►

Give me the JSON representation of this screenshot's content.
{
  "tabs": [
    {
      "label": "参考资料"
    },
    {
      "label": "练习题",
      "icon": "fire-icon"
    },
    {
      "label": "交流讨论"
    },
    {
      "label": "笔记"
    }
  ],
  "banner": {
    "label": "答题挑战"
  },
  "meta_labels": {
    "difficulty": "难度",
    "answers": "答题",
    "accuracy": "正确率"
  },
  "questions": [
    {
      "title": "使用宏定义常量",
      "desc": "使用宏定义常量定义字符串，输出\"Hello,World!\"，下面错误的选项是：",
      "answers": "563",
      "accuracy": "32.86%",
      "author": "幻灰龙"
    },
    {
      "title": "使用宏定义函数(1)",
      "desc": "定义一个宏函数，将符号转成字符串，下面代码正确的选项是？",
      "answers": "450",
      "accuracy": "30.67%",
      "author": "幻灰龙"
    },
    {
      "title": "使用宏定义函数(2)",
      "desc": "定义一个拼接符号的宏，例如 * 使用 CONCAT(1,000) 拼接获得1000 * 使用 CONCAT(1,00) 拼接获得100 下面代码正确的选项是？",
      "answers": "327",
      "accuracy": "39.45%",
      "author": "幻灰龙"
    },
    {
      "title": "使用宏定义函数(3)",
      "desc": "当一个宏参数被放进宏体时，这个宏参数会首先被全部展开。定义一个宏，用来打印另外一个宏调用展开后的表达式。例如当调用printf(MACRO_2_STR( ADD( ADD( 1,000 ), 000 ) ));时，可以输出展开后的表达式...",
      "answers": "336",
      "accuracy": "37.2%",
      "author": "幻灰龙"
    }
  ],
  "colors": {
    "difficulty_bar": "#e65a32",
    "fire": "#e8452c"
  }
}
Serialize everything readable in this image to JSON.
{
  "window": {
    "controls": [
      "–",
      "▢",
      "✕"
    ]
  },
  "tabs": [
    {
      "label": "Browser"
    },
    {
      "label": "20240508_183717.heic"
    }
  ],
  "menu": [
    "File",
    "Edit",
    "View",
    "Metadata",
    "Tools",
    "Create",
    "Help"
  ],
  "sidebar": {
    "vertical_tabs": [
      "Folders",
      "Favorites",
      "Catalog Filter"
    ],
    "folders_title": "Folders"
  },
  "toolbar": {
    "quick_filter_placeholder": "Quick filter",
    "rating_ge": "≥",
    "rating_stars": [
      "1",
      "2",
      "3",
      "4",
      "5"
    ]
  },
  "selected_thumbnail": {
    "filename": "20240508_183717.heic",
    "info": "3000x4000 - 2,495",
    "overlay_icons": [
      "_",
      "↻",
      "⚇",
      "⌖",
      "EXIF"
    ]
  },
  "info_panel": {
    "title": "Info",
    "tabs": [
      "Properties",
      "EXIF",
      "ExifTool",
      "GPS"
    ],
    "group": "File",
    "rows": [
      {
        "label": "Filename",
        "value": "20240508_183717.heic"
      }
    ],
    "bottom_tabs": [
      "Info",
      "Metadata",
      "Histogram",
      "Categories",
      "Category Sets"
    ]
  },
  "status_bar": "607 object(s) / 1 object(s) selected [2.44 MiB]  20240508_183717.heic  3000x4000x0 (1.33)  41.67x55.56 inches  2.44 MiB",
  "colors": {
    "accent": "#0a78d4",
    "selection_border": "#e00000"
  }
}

◄
►

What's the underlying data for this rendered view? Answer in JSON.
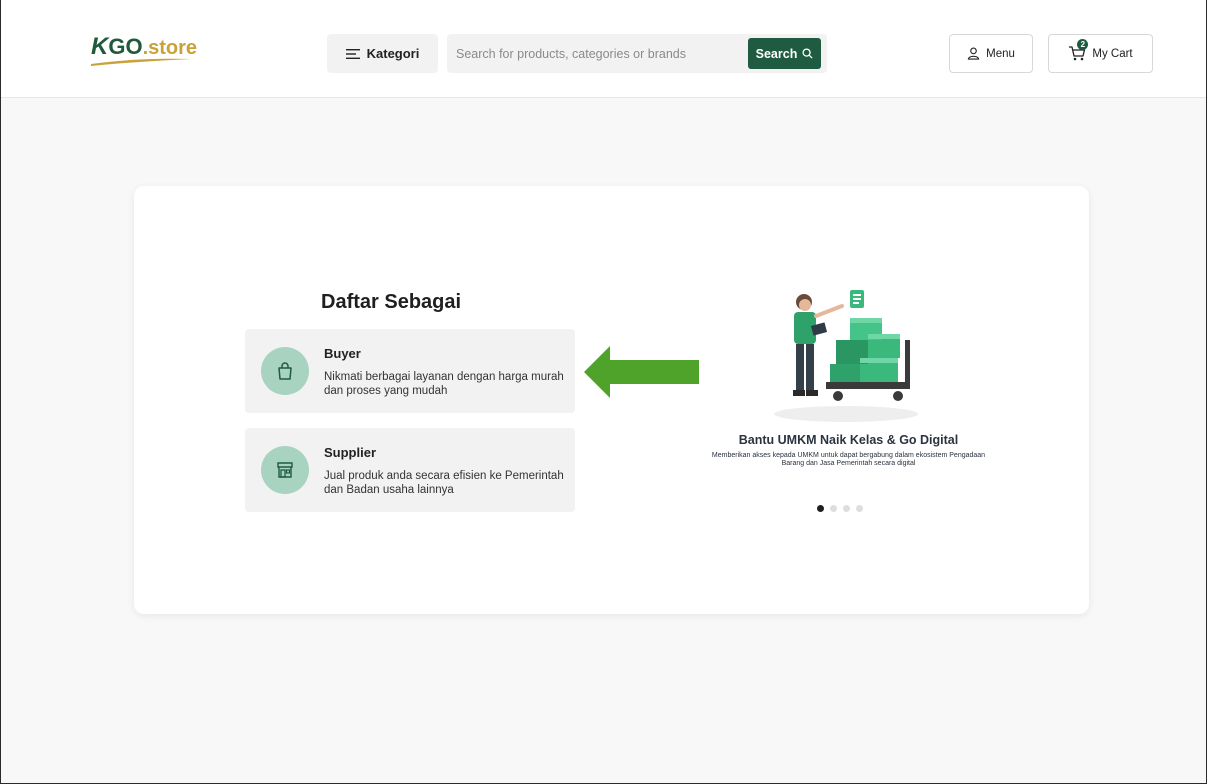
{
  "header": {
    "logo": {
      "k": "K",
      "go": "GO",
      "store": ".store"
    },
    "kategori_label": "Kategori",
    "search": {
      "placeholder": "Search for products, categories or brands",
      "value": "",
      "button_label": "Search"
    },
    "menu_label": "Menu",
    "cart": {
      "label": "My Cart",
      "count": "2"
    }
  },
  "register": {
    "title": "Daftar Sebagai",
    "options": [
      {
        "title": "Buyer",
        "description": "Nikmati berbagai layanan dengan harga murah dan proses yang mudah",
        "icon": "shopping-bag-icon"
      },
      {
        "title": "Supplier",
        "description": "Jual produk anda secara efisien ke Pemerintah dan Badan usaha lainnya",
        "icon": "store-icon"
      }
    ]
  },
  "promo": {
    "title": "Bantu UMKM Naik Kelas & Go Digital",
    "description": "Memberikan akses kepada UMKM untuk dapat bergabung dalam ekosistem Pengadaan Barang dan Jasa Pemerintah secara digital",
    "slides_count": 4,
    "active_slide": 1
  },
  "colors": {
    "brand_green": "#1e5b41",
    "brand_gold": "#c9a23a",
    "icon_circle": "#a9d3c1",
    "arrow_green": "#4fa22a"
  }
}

◄

Collect the lines of the records that include the string "heic".

      "label": "20240508_183717.heic"
    "filename": "20240508_183717.heic",
        "value": "20240508_183717.heic"
  "status_bar": "607 object(s) / 1 object(s) selected [2.44 MiB]  20240508_183717.heic  3000x4000x0 (1.33)  41.67x55.56 inches  2.44 MiB",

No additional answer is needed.